*Problem:* Set out each line from the following listing that includes the word "的责任意识".

(Data entries)
*-*-*

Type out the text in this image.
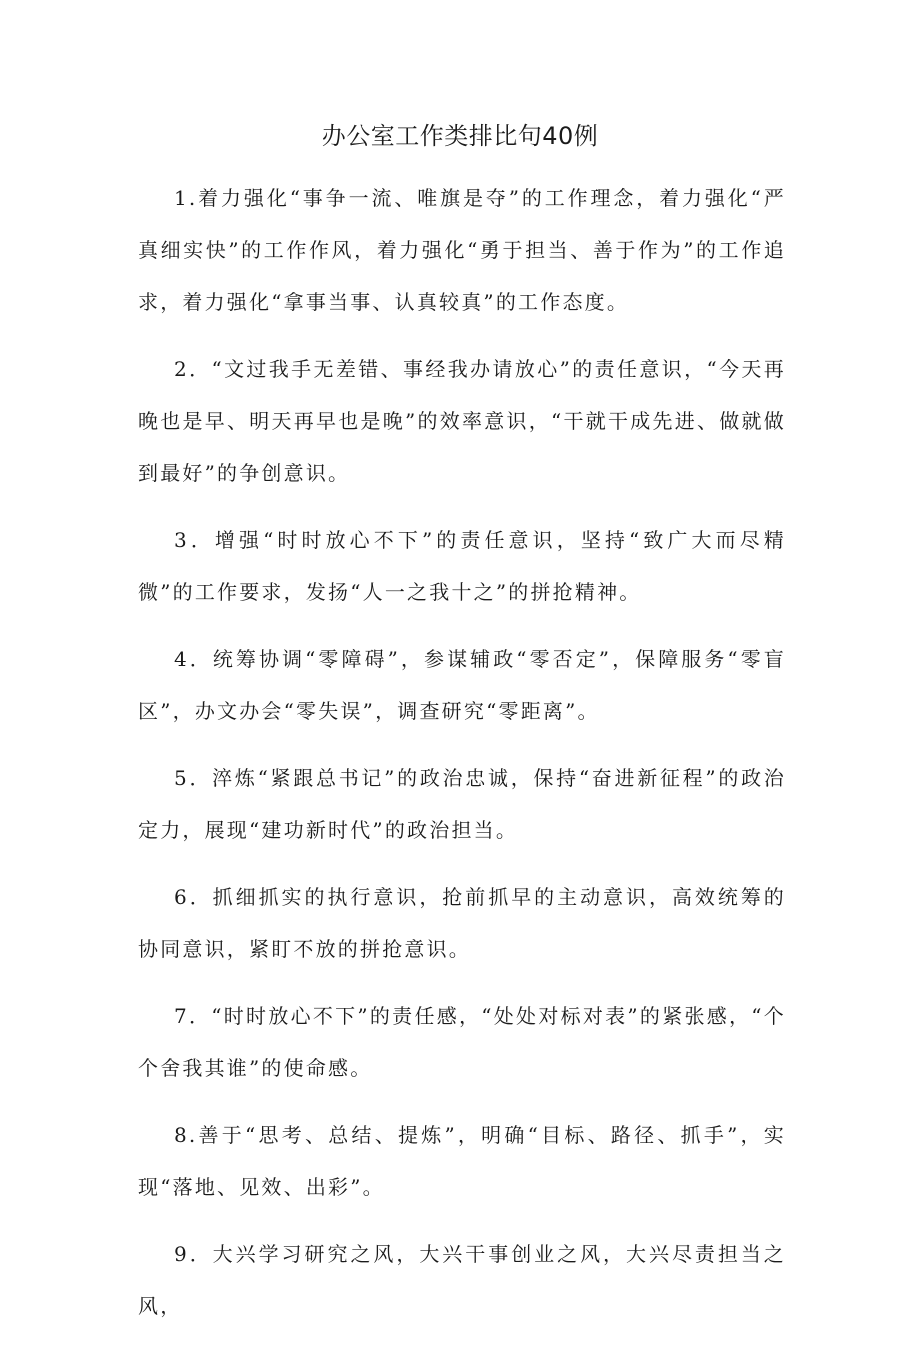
办公室工作类排比句40例

1.着力强化“事争一流、唯旗是夺”的工作理念，着力强化“严真细实快”的工作作风，着力强化“勇于担当、善于作为”的工作追求，着力强化“拿事当事、认真较真”的工作态度。

2．“文过我手无差错、事经我办请放心”的责任意识，“今天再晚也是早、明天再早也是晚”的效率意识，“干就干成先进、做就做到最好”的争创意识。

3．增强“时时放心不下”的责任意识，坚持“致广大而尽精微”的工作要求，发扬“人一之我十之”的拼抢精神。

4．统筹协调“零障碍”，参谋辅政“零否定”，保障服务“零盲区”，办文办会“零失误”，调查研究“零距离”。

5．淬炼“紧跟总书记”的政治忠诚，保持“奋进新征程”的政治定力，展现“建功新时代”的政治担当。

6．抓细抓实的执行意识，抢前抓早的主动意识，高效统筹的协同意识，紧盯不放的拼抢意识。

7．“时时放心不下”的责任感，“处处对标对表”的紧张感，“个个舍我其谁”的使命感。

8.善于“思考、总结、提炼”，明确“目标、路径、抓手”，实现“落地、见效、出彩”。

9．大兴学习研究之风，大兴干事创业之风，大兴尽责担当之风，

*-*-*

*Completed task:*
2．“文过我手无差错、事经我办请放心”的责任意识，“今天再晚也是早、明天再早也是晚”的效率意识，“干就干成先进、做就做到最好”的争创意识。
3．增强“时时放心不下”的责任意识，坚持“致广大而尽精微”的工作要求，发扬“人一之我十之”的拼抢精神。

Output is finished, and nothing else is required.